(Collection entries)
==============================

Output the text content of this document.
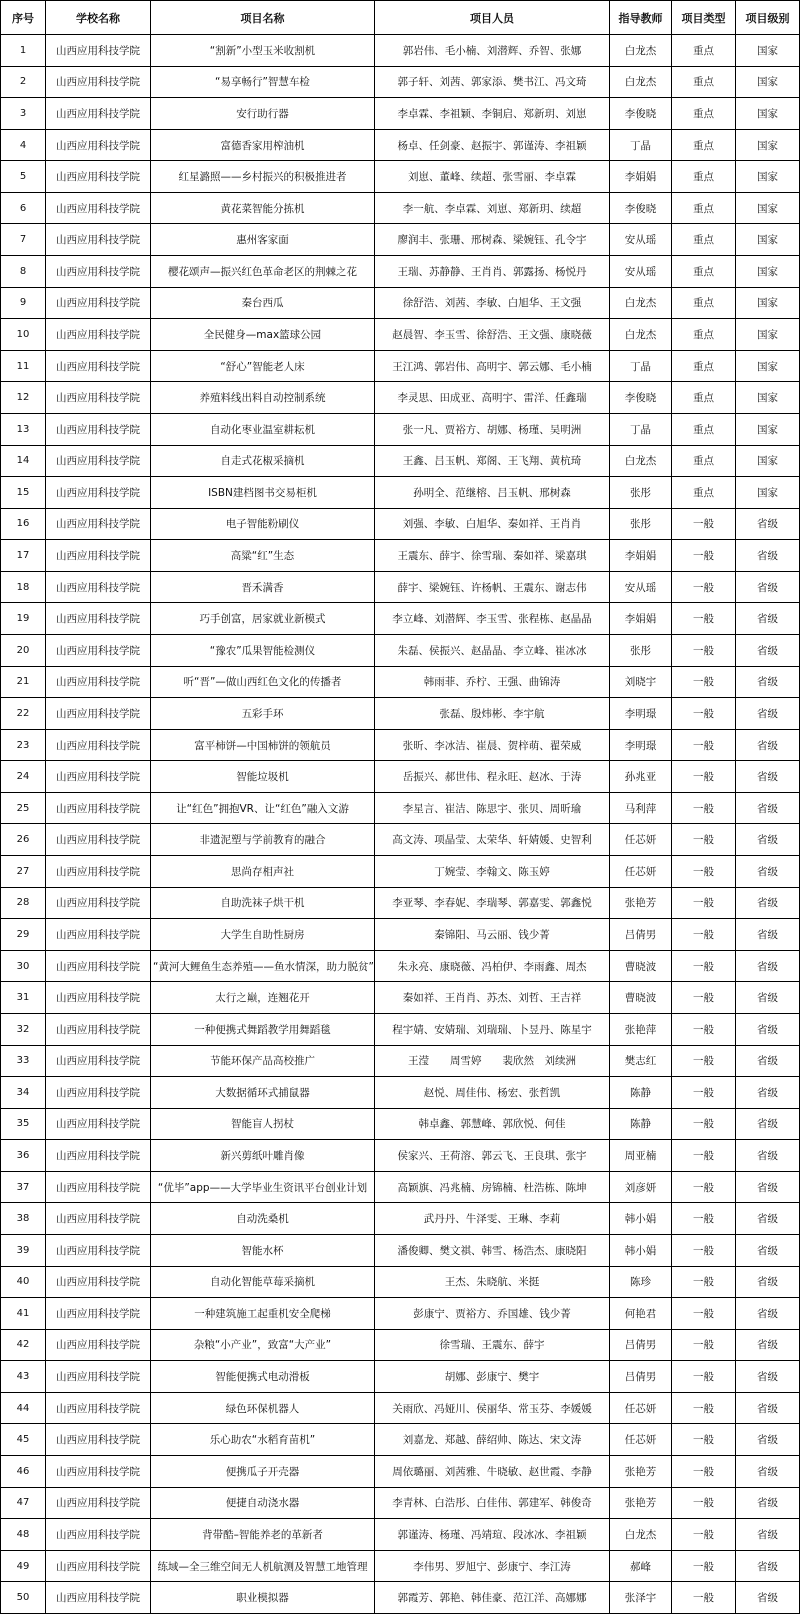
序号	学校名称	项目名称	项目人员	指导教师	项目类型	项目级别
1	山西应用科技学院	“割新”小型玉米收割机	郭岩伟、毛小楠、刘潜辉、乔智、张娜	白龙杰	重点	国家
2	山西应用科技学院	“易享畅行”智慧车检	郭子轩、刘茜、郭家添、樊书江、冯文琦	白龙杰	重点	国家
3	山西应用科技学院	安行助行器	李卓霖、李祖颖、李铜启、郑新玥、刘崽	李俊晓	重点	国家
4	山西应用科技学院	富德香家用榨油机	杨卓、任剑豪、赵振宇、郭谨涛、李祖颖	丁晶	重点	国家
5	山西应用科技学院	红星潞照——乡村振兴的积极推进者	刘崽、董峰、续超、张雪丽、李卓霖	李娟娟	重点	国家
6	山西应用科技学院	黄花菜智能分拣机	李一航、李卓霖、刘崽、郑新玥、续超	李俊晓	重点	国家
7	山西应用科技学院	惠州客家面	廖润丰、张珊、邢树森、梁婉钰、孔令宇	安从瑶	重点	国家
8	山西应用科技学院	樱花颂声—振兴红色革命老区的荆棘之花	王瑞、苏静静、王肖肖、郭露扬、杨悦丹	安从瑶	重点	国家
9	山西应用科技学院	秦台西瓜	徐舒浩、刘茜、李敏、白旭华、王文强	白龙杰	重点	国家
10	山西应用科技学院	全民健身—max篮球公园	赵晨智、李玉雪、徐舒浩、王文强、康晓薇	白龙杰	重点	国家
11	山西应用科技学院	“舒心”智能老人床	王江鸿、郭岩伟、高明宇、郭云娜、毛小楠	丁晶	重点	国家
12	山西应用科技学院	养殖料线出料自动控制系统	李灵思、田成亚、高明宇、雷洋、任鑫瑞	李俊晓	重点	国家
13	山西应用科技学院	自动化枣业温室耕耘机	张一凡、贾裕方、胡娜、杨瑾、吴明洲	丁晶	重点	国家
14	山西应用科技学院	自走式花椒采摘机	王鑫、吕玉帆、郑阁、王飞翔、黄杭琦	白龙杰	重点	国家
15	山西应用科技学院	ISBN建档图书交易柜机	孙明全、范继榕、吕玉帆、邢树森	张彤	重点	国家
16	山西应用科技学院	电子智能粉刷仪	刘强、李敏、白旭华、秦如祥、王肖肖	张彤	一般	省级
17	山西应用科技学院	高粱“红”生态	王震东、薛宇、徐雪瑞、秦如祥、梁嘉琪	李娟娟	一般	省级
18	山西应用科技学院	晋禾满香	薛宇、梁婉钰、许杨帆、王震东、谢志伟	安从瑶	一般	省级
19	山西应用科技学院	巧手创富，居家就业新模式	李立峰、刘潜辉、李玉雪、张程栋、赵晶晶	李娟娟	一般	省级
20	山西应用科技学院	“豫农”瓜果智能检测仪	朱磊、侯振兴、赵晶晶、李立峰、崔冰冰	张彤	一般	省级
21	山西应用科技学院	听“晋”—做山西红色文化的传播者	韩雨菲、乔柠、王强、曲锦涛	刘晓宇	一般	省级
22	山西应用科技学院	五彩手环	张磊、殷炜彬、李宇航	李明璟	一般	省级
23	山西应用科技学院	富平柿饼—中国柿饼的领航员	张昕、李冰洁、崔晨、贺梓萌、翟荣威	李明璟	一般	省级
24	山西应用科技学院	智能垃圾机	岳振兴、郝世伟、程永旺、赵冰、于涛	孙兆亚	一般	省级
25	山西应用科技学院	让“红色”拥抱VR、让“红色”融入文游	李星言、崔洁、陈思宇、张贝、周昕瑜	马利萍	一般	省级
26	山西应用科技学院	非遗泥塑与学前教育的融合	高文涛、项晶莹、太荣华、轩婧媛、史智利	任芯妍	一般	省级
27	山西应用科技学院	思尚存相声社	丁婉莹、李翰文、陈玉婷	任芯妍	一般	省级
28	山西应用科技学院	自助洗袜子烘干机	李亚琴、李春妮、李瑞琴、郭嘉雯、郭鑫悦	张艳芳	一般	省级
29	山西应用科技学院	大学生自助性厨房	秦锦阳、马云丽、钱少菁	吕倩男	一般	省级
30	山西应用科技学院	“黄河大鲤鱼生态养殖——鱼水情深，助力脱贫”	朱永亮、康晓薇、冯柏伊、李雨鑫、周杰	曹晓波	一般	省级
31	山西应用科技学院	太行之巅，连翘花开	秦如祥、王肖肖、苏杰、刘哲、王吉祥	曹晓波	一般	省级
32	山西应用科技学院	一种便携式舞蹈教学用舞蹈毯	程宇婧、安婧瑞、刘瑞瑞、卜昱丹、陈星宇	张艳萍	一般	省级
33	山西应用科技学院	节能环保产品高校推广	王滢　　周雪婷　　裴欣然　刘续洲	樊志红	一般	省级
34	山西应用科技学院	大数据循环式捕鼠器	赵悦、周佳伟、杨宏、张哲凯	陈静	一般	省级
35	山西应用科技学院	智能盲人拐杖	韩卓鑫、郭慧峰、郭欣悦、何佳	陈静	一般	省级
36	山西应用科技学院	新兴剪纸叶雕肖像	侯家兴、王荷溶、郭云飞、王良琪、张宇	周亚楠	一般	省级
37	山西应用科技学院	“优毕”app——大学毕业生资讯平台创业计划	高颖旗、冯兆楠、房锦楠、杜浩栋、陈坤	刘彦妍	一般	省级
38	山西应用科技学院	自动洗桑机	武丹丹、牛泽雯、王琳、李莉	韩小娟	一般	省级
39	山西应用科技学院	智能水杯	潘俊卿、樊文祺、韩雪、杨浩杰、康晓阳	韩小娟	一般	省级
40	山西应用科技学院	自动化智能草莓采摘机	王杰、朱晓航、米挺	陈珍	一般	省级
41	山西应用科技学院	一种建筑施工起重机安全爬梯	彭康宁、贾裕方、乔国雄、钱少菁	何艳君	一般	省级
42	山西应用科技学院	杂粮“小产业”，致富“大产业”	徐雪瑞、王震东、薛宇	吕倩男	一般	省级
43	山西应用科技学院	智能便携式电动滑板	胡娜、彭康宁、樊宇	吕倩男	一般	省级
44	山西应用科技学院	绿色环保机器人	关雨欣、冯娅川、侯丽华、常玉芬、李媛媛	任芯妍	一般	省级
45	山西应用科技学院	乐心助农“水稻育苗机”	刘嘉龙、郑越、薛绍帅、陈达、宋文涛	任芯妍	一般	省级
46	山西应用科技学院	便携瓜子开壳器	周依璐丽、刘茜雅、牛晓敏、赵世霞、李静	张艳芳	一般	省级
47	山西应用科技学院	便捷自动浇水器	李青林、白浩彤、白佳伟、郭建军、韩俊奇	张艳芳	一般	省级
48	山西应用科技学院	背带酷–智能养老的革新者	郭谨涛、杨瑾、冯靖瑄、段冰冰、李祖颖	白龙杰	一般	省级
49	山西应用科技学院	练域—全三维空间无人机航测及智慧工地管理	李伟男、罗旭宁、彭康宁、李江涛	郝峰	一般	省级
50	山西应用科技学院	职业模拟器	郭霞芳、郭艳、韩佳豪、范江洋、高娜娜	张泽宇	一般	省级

==============================

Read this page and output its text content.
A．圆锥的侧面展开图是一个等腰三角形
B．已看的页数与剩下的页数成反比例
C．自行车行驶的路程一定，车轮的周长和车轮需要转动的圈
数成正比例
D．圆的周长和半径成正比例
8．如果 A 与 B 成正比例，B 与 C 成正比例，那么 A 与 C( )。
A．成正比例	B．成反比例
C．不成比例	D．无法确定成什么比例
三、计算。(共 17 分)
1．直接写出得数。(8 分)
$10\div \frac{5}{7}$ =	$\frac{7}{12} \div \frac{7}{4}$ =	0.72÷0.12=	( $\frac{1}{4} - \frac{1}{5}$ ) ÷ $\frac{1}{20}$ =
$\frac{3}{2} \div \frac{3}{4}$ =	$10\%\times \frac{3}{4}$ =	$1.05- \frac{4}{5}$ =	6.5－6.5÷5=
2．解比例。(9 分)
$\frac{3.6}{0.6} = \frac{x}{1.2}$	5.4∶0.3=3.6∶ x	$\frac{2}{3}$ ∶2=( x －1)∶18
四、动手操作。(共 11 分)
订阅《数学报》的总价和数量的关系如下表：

==============================

Scan the entries above for the word "frac" and collect each line holding it.

### [Solution to this task]
$10\div \frac{5}{7}$ =	$\frac{7}{12} \div \frac{7}{4}$ =	0.72÷0.12=	( $\frac{1}{4} - \frac{1}{5}$ ) ÷ $\frac{1}{20}$ =
$\frac{3}{2} \div \frac{3}{4}$ =	$10\%\times \frac{3}{4}$ =	$1.05- \frac{4}{5}$ =	6.5－6.5÷5=
$\frac{3.6}{0.6} = \frac{x}{1.2}$	5.4∶0.3=3.6∶ x	$\frac{2}{3}$ ∶2=( x －1)∶18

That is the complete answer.